──────── GIVEN RECORDS
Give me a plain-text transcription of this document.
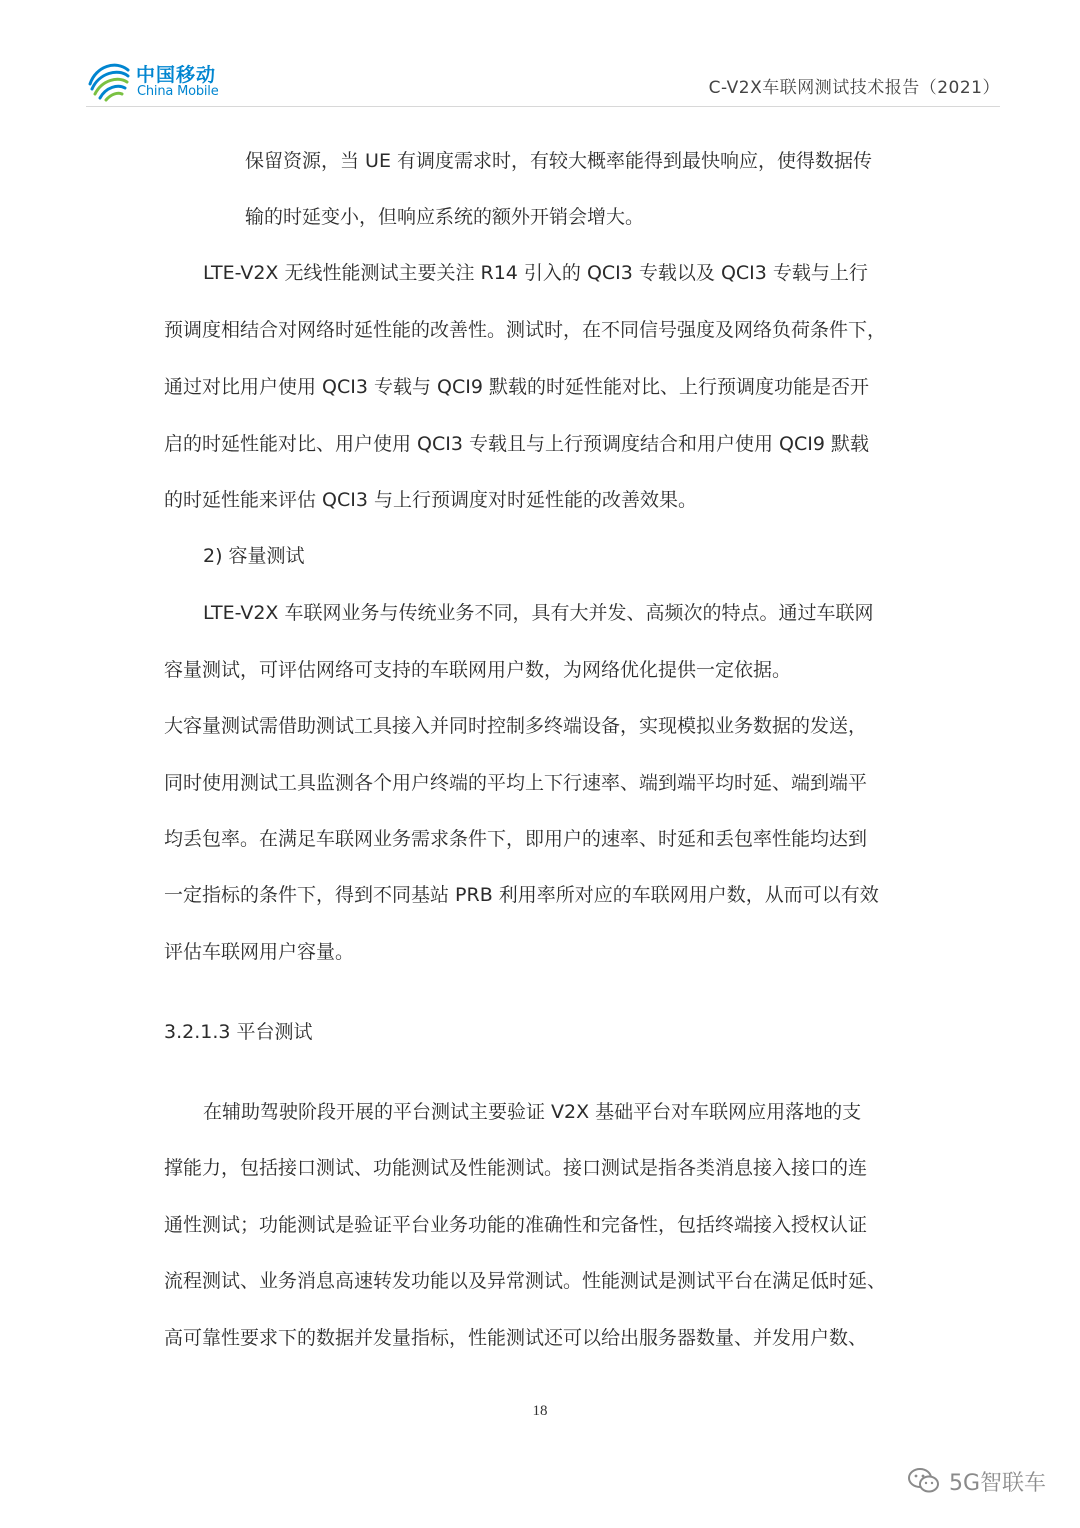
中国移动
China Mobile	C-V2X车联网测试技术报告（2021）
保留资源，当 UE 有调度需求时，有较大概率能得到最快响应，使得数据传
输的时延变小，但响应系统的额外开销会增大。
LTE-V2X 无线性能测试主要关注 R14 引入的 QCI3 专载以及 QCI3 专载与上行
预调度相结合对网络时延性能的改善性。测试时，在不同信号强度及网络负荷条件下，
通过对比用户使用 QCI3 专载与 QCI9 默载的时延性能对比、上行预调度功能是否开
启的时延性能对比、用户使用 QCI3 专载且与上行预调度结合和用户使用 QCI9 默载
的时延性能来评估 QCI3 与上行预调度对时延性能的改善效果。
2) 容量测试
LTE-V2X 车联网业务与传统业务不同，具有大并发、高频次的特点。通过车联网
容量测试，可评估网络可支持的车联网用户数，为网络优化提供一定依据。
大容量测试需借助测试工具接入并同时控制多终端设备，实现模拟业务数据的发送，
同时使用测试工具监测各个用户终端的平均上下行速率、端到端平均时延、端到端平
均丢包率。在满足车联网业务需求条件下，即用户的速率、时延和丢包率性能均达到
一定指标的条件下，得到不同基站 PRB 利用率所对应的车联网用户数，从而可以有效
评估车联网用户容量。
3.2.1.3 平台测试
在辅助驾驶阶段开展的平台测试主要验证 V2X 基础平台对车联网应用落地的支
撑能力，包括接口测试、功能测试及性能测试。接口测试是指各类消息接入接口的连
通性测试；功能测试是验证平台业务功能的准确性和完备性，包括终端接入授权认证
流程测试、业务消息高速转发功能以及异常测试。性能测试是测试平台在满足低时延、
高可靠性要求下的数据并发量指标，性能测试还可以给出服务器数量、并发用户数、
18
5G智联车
────────────────
DIRECTIONS
Leave out the pictures and give the rest of the records again exactly.

ANSWER FOR THIS EXERCISE
Give me a plain-text transcription of this document.
中国移动
China Mobile	C-V2X车联网测试技术报告（2021）
保留资源，当 UE 有调度需求时，有较大概率能得到最快响应，使得数据传
输的时延变小，但响应系统的额外开销会增大。
LTE-V2X 无线性能测试主要关注 R14 引入的 QCI3 专载以及 QCI3 专载与上行
预调度相结合对网络时延性能的改善性。测试时，在不同信号强度及网络负荷条件下，
通过对比用户使用 QCI3 专载与 QCI9 默载的时延性能对比、上行预调度功能是否开
启的时延性能对比、用户使用 QCI3 专载且与上行预调度结合和用户使用 QCI9 默载
的时延性能来评估 QCI3 与上行预调度对时延性能的改善效果。
2) 容量测试
LTE-V2X 车联网业务与传统业务不同，具有大并发、高频次的特点。通过车联网
容量测试，可评估网络可支持的车联网用户数，为网络优化提供一定依据。
大容量测试需借助测试工具接入并同时控制多终端设备，实现模拟业务数据的发送，
同时使用测试工具监测各个用户终端的平均上下行速率、端到端平均时延、端到端平
均丢包率。在满足车联网业务需求条件下，即用户的速率、时延和丢包率性能均达到
一定指标的条件下，得到不同基站 PRB 利用率所对应的车联网用户数，从而可以有效
评估车联网用户容量。
3.2.1.3 平台测试
在辅助驾驶阶段开展的平台测试主要验证 V2X 基础平台对车联网应用落地的支
撑能力，包括接口测试、功能测试及性能测试。接口测试是指各类消息接入接口的连
通性测试；功能测试是验证平台业务功能的准确性和完备性，包括终端接入授权认证
流程测试、业务消息高速转发功能以及异常测试。性能测试是测试平台在满足低时延、
高可靠性要求下的数据并发量指标，性能测试还可以给出服务器数量、并发用户数、
18
5G智联车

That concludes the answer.